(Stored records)
____
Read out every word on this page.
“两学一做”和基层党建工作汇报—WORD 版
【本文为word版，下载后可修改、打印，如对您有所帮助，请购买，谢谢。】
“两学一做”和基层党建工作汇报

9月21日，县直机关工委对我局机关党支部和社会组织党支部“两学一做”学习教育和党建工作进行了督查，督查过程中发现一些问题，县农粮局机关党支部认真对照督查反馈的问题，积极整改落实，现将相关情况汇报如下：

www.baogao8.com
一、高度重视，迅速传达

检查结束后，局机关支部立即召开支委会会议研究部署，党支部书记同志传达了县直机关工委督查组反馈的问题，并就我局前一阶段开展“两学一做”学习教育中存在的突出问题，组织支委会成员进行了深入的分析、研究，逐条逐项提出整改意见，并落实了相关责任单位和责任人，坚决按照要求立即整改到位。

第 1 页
____
■ **TASK**:
What is the number of lines above that hold the string "两学一做"? Answer with that number alone.

■ **SOLUTION FOR THIS EXERCISE**:
4